Work required: Copy the records below word for word, leaving out the pictures.

[start of Extracted entries]

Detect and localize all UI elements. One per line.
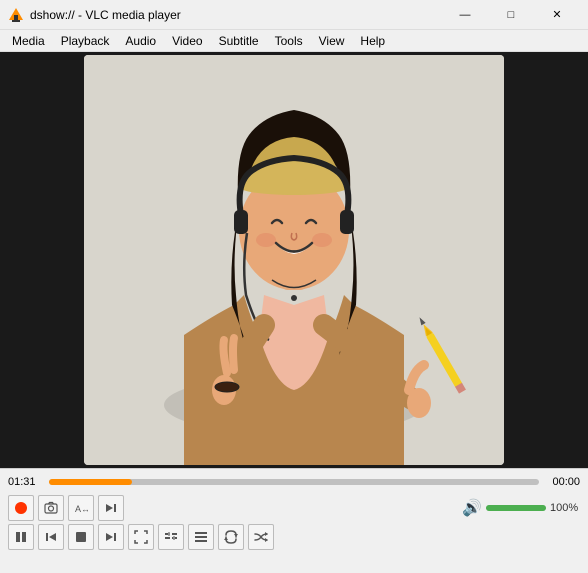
- video-frame: [84, 55, 504, 465]
- video-area: [0, 52, 588, 468]
- snapshot-button[interactable]: [38, 495, 64, 521]
- time-total: 00:00: [545, 476, 580, 488]
- controls-row-2: [8, 524, 580, 550]
- time-row: 01:31 00:00: [8, 473, 580, 491]
- menu-item-help[interactable]: Help: [352, 32, 393, 50]
- next-icon: [104, 530, 118, 544]
- maximize-button[interactable]: □: [488, 0, 534, 30]
- menu-item-subtitle[interactable]: Subtitle: [211, 32, 267, 50]
- menu-item-view[interactable]: View: [311, 32, 353, 50]
- menu-item-audio[interactable]: Audio: [117, 32, 164, 50]
- play-pause-button[interactable]: [8, 524, 34, 550]
- seek-bar[interactable]: [49, 479, 539, 485]
- next-button[interactable]: [98, 524, 124, 550]
- volume-icon[interactable]: 🔊: [462, 498, 482, 518]
- menu-item-tools[interactable]: Tools: [267, 32, 311, 50]
- app-icon: [8, 7, 24, 23]
- video-content: [0, 52, 588, 468]
- shuffle-icon: [254, 530, 268, 544]
- close-button[interactable]: ✕: [534, 0, 580, 30]
- pause-icon: [14, 530, 28, 544]
- stop-icon: [74, 530, 88, 544]
- stop-button[interactable]: [68, 524, 94, 550]
- frame-next-icon: [104, 501, 118, 515]
- loop-button[interactable]: [218, 524, 244, 550]
- menu-item-video[interactable]: Video: [164, 32, 210, 50]
- controls-area: 01:31 00:00 A↔B: [0, 468, 588, 573]
- menu-bar: MediaPlaybackAudioVideoSubtitleToolsView…: [0, 30, 588, 52]
- time-current: 01:31: [8, 476, 43, 488]
- loop-ab-button[interactable]: A↔B: [68, 495, 94, 521]
- svg-text:A↔B: A↔B: [75, 504, 88, 514]
- minimize-button[interactable]: —: [442, 0, 488, 30]
- playlist-button[interactable]: [188, 524, 214, 550]
- record-dot: [15, 502, 27, 514]
- volume-area: 🔊 100%: [462, 498, 580, 518]
- seek-bar-fill: [49, 479, 132, 485]
- shuffle-button[interactable]: [248, 524, 274, 550]
- snapshot-icon: [44, 501, 58, 515]
- controls-row-1: A↔B 🔊 100%: [8, 495, 580, 521]
- volume-label: 100%: [550, 502, 580, 514]
- title-text: dshow:// - VLC media player: [30, 8, 442, 22]
- menu-item-playback[interactable]: Playback: [53, 32, 118, 50]
- frame-next-button[interactable]: [98, 495, 124, 521]
- previous-icon: [44, 530, 58, 544]
- title-bar: dshow:// - VLC media player — □ ✕: [0, 0, 588, 30]
- window-controls: — □ ✕: [442, 0, 580, 30]
- record-button[interactable]: [8, 495, 34, 521]
- previous-button[interactable]: [38, 524, 64, 550]
- extended-settings-button[interactable]: [158, 524, 184, 550]
- fullscreen-button[interactable]: [128, 524, 154, 550]
- loop-ab-icon: A↔B: [74, 501, 88, 515]
- volume-bar-fill: [486, 505, 546, 511]
- loop-icon: [224, 530, 238, 544]
- extended-icon: [164, 530, 178, 544]
- video-person: [84, 55, 504, 465]
- menu-item-media[interactable]: Media: [4, 32, 53, 50]
- fullscreen-icon: [134, 530, 148, 544]
- volume-bar[interactable]: [486, 505, 546, 511]
- playlist-icon: [194, 530, 208, 544]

[end of Extracted entries]

The completed task:
Detect and localize all UI elements. One per line.
- video-frame: [84, 55, 504, 465]
- video-area: [0, 52, 588, 468]
- snapshot-button[interactable]: [38, 495, 64, 521]
- time-total: 00:00: [545, 476, 580, 488]
- controls-row-2: [8, 524, 580, 550]
- time-row: 01:31 00:00: [8, 473, 580, 491]
- menu-item-help[interactable]: Help: [352, 32, 393, 50]
- next-icon: [104, 530, 118, 544]
- maximize-button[interactable]: □: [488, 0, 534, 30]
- menu-item-subtitle[interactable]: Subtitle: [211, 32, 267, 50]
- menu-item-view[interactable]: View: [311, 32, 353, 50]
- menu-item-audio[interactable]: Audio: [117, 32, 164, 50]
- play-pause-button[interactable]: [8, 524, 34, 550]
- seek-bar[interactable]: [49, 479, 539, 485]
- next-button[interactable]: [98, 524, 124, 550]
- volume-icon[interactable]: 🔊: [462, 498, 482, 518]
- menu-item-tools[interactable]: Tools: [267, 32, 311, 50]
- app-icon: [8, 7, 24, 23]
- video-content: [0, 52, 588, 468]
- shuffle-icon: [254, 530, 268, 544]
- close-button[interactable]: ✕: [534, 0, 580, 30]
- pause-icon: [14, 530, 28, 544]
- stop-icon: [74, 530, 88, 544]
- stop-button[interactable]: [68, 524, 94, 550]
- frame-next-icon: [104, 501, 118, 515]
- loop-button[interactable]: [218, 524, 244, 550]
- menu-item-video[interactable]: Video: [164, 32, 210, 50]
- controls-area: 01:31 00:00 A↔B: [0, 468, 588, 573]
- menu-bar: MediaPlaybackAudioVideoSubtitleToolsView…: [0, 30, 588, 52]
- time-current: 01:31: [8, 476, 43, 488]
- loop-ab-button[interactable]: A↔B: [68, 495, 94, 521]
- svg-text:A↔B: A↔B: [75, 504, 88, 514]
- minimize-button[interactable]: —: [442, 0, 488, 30]
- playlist-button[interactable]: [188, 524, 214, 550]
- record-dot: [15, 502, 27, 514]
- volume-area: 🔊 100%: [462, 498, 580, 518]
- seek-bar-fill: [49, 479, 132, 485]
- shuffle-button[interactable]: [248, 524, 274, 550]
- snapshot-icon: [44, 501, 58, 515]
- controls-row-1: A↔B 🔊 100%: [8, 495, 580, 521]
- volume-label: 100%: [550, 502, 580, 514]
- title-text: dshow:// - VLC media player: [30, 8, 442, 22]
- menu-item-playback[interactable]: Playback: [53, 32, 118, 50]
- frame-next-button[interactable]: [98, 495, 124, 521]
- previous-icon: [44, 530, 58, 544]
- title-bar: dshow:// - VLC media player — □ ✕: [0, 0, 588, 30]
- window-controls: — □ ✕: [442, 0, 580, 30]
- record-button[interactable]: [8, 495, 34, 521]
- previous-button[interactable]: [38, 524, 64, 550]
- extended-settings-button[interactable]: [158, 524, 184, 550]
- fullscreen-button[interactable]: [128, 524, 154, 550]
- loop-ab-icon: A↔B: [74, 501, 88, 515]
- volume-bar-fill: [486, 505, 546, 511]
- loop-icon: [224, 530, 238, 544]
- extended-icon: [164, 530, 178, 544]
- video-person: [84, 55, 504, 465]
- menu-item-media[interactable]: Media: [4, 32, 53, 50]
- fullscreen-icon: [134, 530, 148, 544]
- volume-bar[interactable]: [486, 505, 546, 511]
- playlist-icon: [194, 530, 208, 544]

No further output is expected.